Data records
"""

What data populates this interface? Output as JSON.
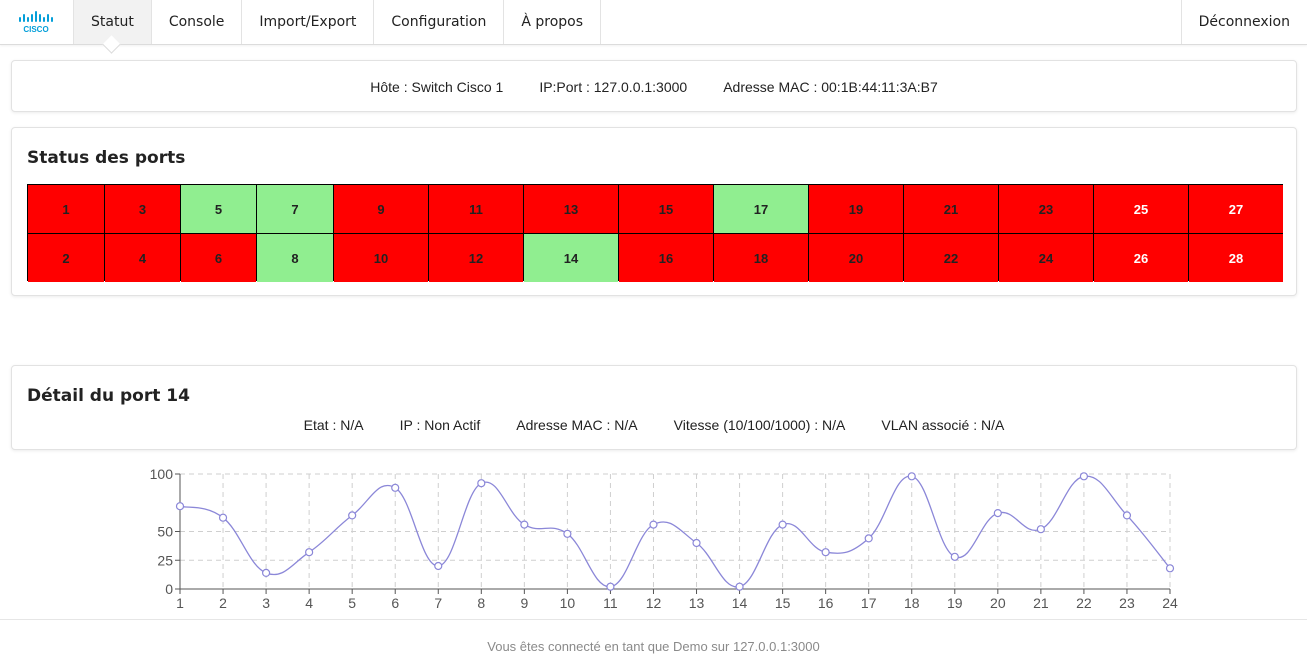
{
  "nav": {
    "tabs": [
      {
        "label": "Statut",
        "active": true
      },
      {
        "label": "Console",
        "active": false
      },
      {
        "label": "Import/Export",
        "active": false
      },
      {
        "label": "Configuration",
        "active": false
      },
      {
        "label": "À propos",
        "active": false
      }
    ],
    "logout_label": "Déconnexion",
    "logo_text": "CISCO",
    "logo_color": "#049fd9"
  },
  "device": {
    "host": "Hôte : Switch Cisco 1",
    "ip_port": "IP:Port : 127.0.0.1:3000",
    "mac": "Adresse MAC : 00:1B:44:11:3A:B7"
  },
  "ports_section": {
    "title": "Status des ports",
    "top_row": [
      {
        "n": "1",
        "up": false
      },
      {
        "n": "3",
        "up": false
      },
      {
        "n": "5",
        "up": true
      },
      {
        "n": "7",
        "up": true
      },
      {
        "n": "9",
        "up": false
      },
      {
        "n": "11",
        "up": false
      },
      {
        "n": "13",
        "up": false
      },
      {
        "n": "15",
        "up": false
      },
      {
        "n": "17",
        "up": true
      },
      {
        "n": "19",
        "up": false
      },
      {
        "n": "21",
        "up": false
      },
      {
        "n": "23",
        "up": false
      },
      {
        "n": "25",
        "up": false
      },
      {
        "n": "27",
        "up": false
      }
    ],
    "bottom_row": [
      {
        "n": "2",
        "up": false
      },
      {
        "n": "4",
        "up": false
      },
      {
        "n": "6",
        "up": false
      },
      {
        "n": "8",
        "up": true
      },
      {
        "n": "10",
        "up": false
      },
      {
        "n": "12",
        "up": false
      },
      {
        "n": "14",
        "up": true
      },
      {
        "n": "16",
        "up": false
      },
      {
        "n": "18",
        "up": false
      },
      {
        "n": "20",
        "up": false
      },
      {
        "n": "22",
        "up": false
      },
      {
        "n": "24",
        "up": false
      },
      {
        "n": "26",
        "up": false
      },
      {
        "n": "28",
        "up": false
      }
    ],
    "colors": {
      "up": "#90ee90",
      "down": "#ff0000"
    }
  },
  "port_detail": {
    "title": "Détail du port 14",
    "etat": "Etat : N/A",
    "ip": "IP : Non Actif",
    "mac": "Adresse MAC : N/A",
    "speed": "Vitesse (10/100/1000) : N/A",
    "vlan": "VLAN associé : N/A"
  },
  "chart_data": {
    "type": "line",
    "x": [
      1,
      2,
      3,
      4,
      5,
      6,
      7,
      8,
      9,
      10,
      11,
      12,
      13,
      14,
      15,
      16,
      17,
      18,
      19,
      20,
      21,
      22,
      23,
      24
    ],
    "series": [
      {
        "values": [
          72,
          62,
          14,
          32,
          64,
          88,
          20,
          92,
          56,
          48,
          2,
          56,
          40,
          2,
          56,
          32,
          44,
          98,
          28,
          66,
          52,
          98,
          64,
          18
        ]
      }
    ],
    "xlim": [
      1,
      24
    ],
    "ylim": [
      0,
      100
    ],
    "yticks": [
      0,
      25,
      50,
      100
    ],
    "grid": true,
    "line_color": "#8b87d8"
  },
  "footer": {
    "text": "Vous êtes connecté en tant que Demo sur 127.0.0.1:3000"
  }
}
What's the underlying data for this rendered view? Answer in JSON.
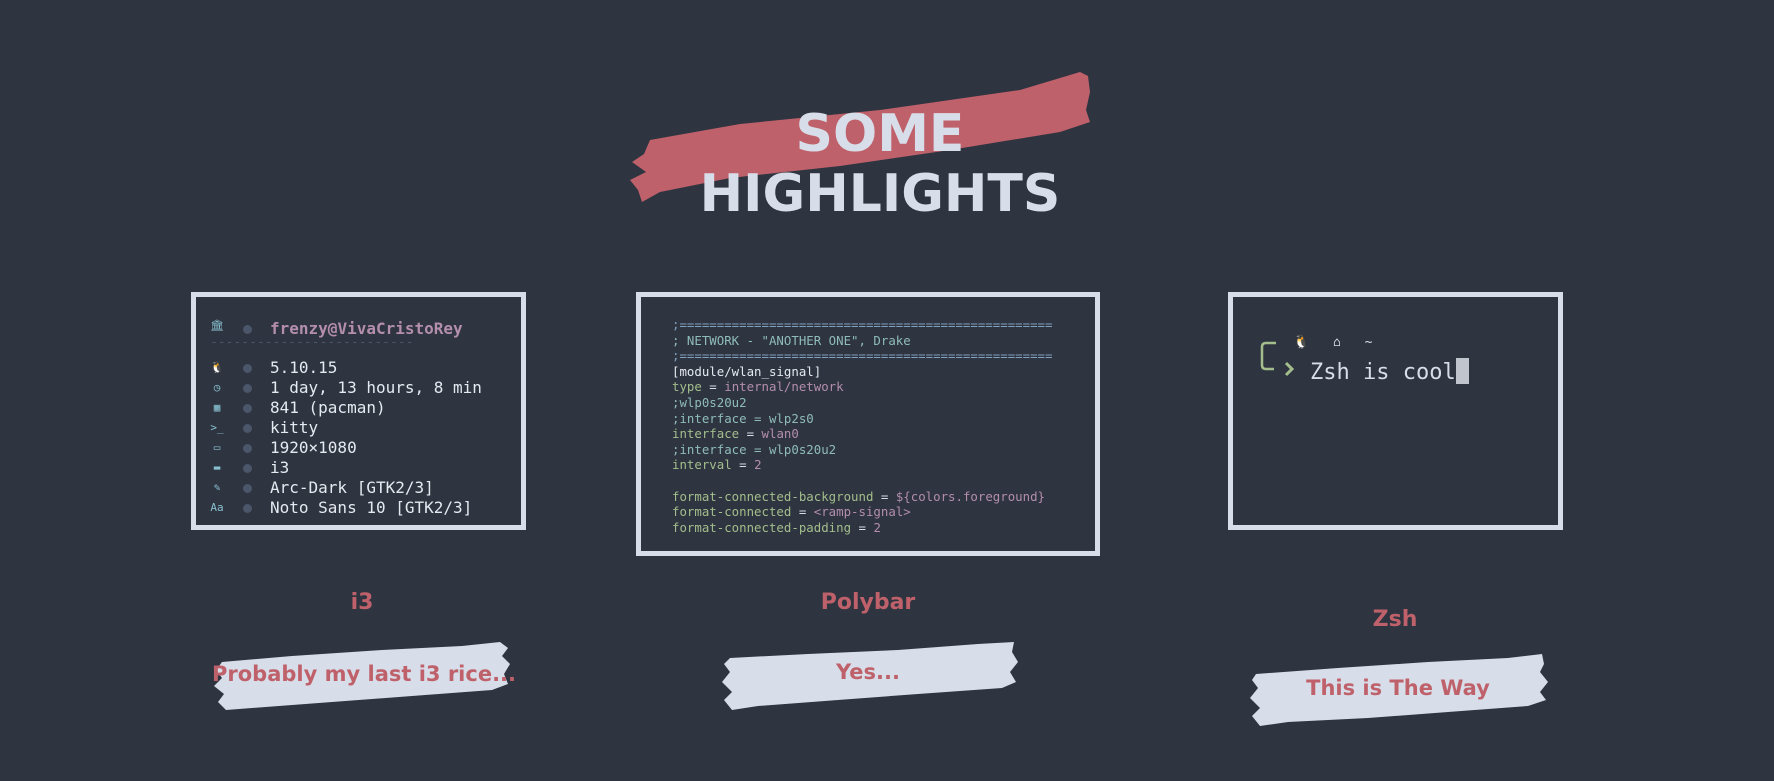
{
  "title": "SOME HIGHLIGHTS",
  "colors": {
    "background": "#2e3440",
    "accent_red": "#bf616a",
    "light": "#d8dee9",
    "brush_light": "#d8dee9"
  },
  "neofetch": {
    "user": "frenzy",
    "at": "@",
    "host": "VivaCristoRey",
    "separator": "--------------------------",
    "rows": [
      {
        "icon": "linux-icon",
        "glyph": "🐧",
        "text": "5.10.15"
      },
      {
        "icon": "clock-icon",
        "glyph": "◷",
        "text": "1 day, 13 hours, 8 min"
      },
      {
        "icon": "package-icon",
        "glyph": "▦",
        "text": "841 (pacman)"
      },
      {
        "icon": "terminal-icon",
        "glyph": ">_",
        "text": "kitty"
      },
      {
        "icon": "monitor-icon",
        "glyph": "▭",
        "text": "1920×1080"
      },
      {
        "icon": "window-icon",
        "glyph": "▬",
        "text": "i3"
      },
      {
        "icon": "brush-icon",
        "glyph": "✎",
        "text": "Arc-Dark [GTK2/3]"
      },
      {
        "icon": "font-icon",
        "glyph": "Aa",
        "text": "Noto Sans 10 [GTK2/3]"
      }
    ],
    "home_icon": "bank-icon"
  },
  "polybar": {
    "lines": [
      {
        "parts": [
          {
            "t": ";==================================================",
            "c": "c-dim"
          }
        ]
      },
      {
        "parts": [
          {
            "t": "; NETWORK - \"ANOTHER ONE\", Drake",
            "c": "c-comment"
          }
        ]
      },
      {
        "parts": [
          {
            "t": ";==================================================",
            "c": "c-dim"
          }
        ]
      },
      {
        "parts": [
          {
            "t": "[module/wlan_signal]",
            "c": "c-sec"
          }
        ]
      },
      {
        "parts": [
          {
            "t": "type",
            "c": "c-key"
          },
          {
            "t": " = ",
            "c": "c-plain"
          },
          {
            "t": "internal/network",
            "c": "c-val"
          }
        ]
      },
      {
        "parts": [
          {
            "t": ";wlp0s20u2",
            "c": "c-comment"
          }
        ]
      },
      {
        "parts": [
          {
            "t": ";interface = wlp2s0",
            "c": "c-comment"
          }
        ]
      },
      {
        "parts": [
          {
            "t": "interface",
            "c": "c-key"
          },
          {
            "t": " = ",
            "c": "c-plain"
          },
          {
            "t": "wlan0",
            "c": "c-val"
          }
        ]
      },
      {
        "parts": [
          {
            "t": ";interface = wlp0s20u2",
            "c": "c-comment"
          }
        ]
      },
      {
        "parts": [
          {
            "t": "interval",
            "c": "c-key"
          },
          {
            "t": " = ",
            "c": "c-plain"
          },
          {
            "t": "2",
            "c": "c-val"
          }
        ]
      },
      {
        "parts": []
      },
      {
        "parts": [
          {
            "t": "format-connected-background",
            "c": "c-key"
          },
          {
            "t": " = ",
            "c": "c-plain"
          },
          {
            "t": "${colors.foreground}",
            "c": "c-val"
          }
        ]
      },
      {
        "parts": [
          {
            "t": "format-connected",
            "c": "c-key"
          },
          {
            "t": " = ",
            "c": "c-plain"
          },
          {
            "t": "<ramp-signal>",
            "c": "c-val"
          }
        ]
      },
      {
        "parts": [
          {
            "t": "format-connected-padding",
            "c": "c-key"
          },
          {
            "t": " = ",
            "c": "c-plain"
          },
          {
            "t": "2",
            "c": "c-val"
          }
        ]
      }
    ]
  },
  "zsh": {
    "icons": "🐧 ⌂ ~",
    "command": "Zsh is cool"
  },
  "cards": [
    {
      "label": "i3",
      "caption": "Probably my last i3 rice..."
    },
    {
      "label": "Polybar",
      "caption": "Yes..."
    },
    {
      "label": "Zsh",
      "caption": "This is The Way"
    }
  ]
}
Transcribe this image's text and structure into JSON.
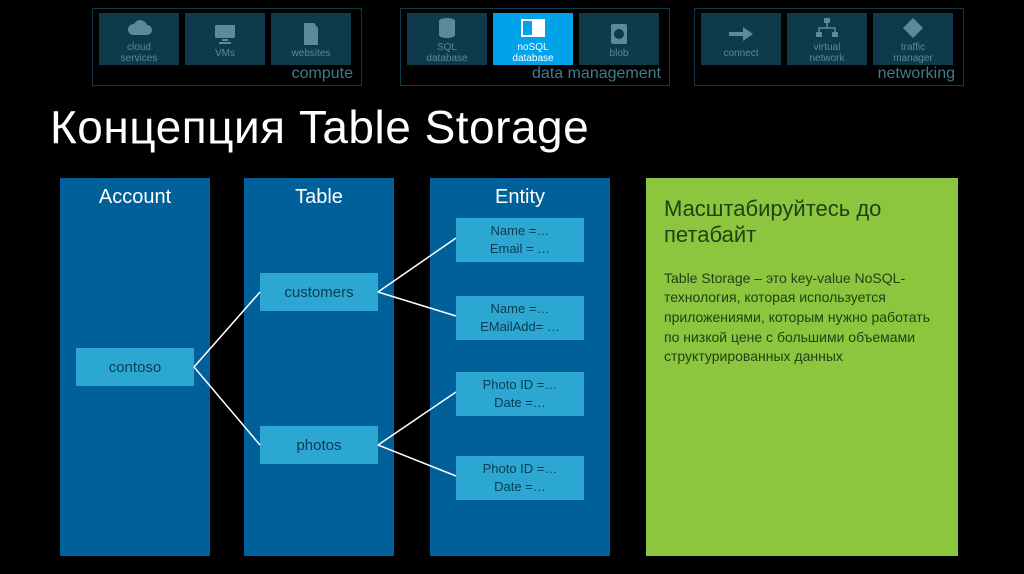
{
  "nav": {
    "groups": [
      {
        "label": "compute",
        "tiles": [
          {
            "name": "cloud-services",
            "label": "cloud\nservices",
            "icon": "cloud"
          },
          {
            "name": "vms",
            "label": "VMs",
            "icon": "monitor"
          },
          {
            "name": "websites",
            "label": "websites",
            "icon": "document"
          }
        ]
      },
      {
        "label": "data management",
        "tiles": [
          {
            "name": "sql-database",
            "label": "SQL\ndatabase",
            "icon": "db"
          },
          {
            "name": "nosql-database",
            "label": "noSQL\ndatabase",
            "icon": "table",
            "active": true
          },
          {
            "name": "blob",
            "label": "blob",
            "icon": "disk"
          }
        ]
      },
      {
        "label": "networking",
        "tiles": [
          {
            "name": "connect",
            "label": "connect",
            "icon": "arrow"
          },
          {
            "name": "virtual-network",
            "label": "virtual\nnetwork",
            "icon": "network"
          },
          {
            "name": "traffic-manager",
            "label": "traffic\nmanager",
            "icon": "diamond"
          }
        ]
      }
    ]
  },
  "title": "Концепция Table Storage",
  "columns": {
    "account": {
      "header": "Account",
      "node": "contoso"
    },
    "table": {
      "header": "Table",
      "nodes": [
        "customers",
        "photos"
      ]
    },
    "entity": {
      "header": "Entity",
      "boxes": [
        {
          "l1": "Name =…",
          "l2": "Email = …"
        },
        {
          "l1": "Name =…",
          "l2": "EMailAdd= …"
        },
        {
          "l1": "Photo ID =…",
          "l2": "Date =…"
        },
        {
          "l1": "Photo ID =…",
          "l2": "Date =…"
        }
      ]
    }
  },
  "info": {
    "title": "Масштабируйтесь до петабайт",
    "body": "Table Storage – это key-value NoSQL-технология, которая используется приложениями, которым нужно работать по низкой цене с большими объемами структурированных данных"
  }
}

"""

## Exercise
Collect, from the material above, every line containing the word "ndatabase".

## Finished answer
            "label": "SQL\ndatabase",
            "label": "noSQL\ndatabase",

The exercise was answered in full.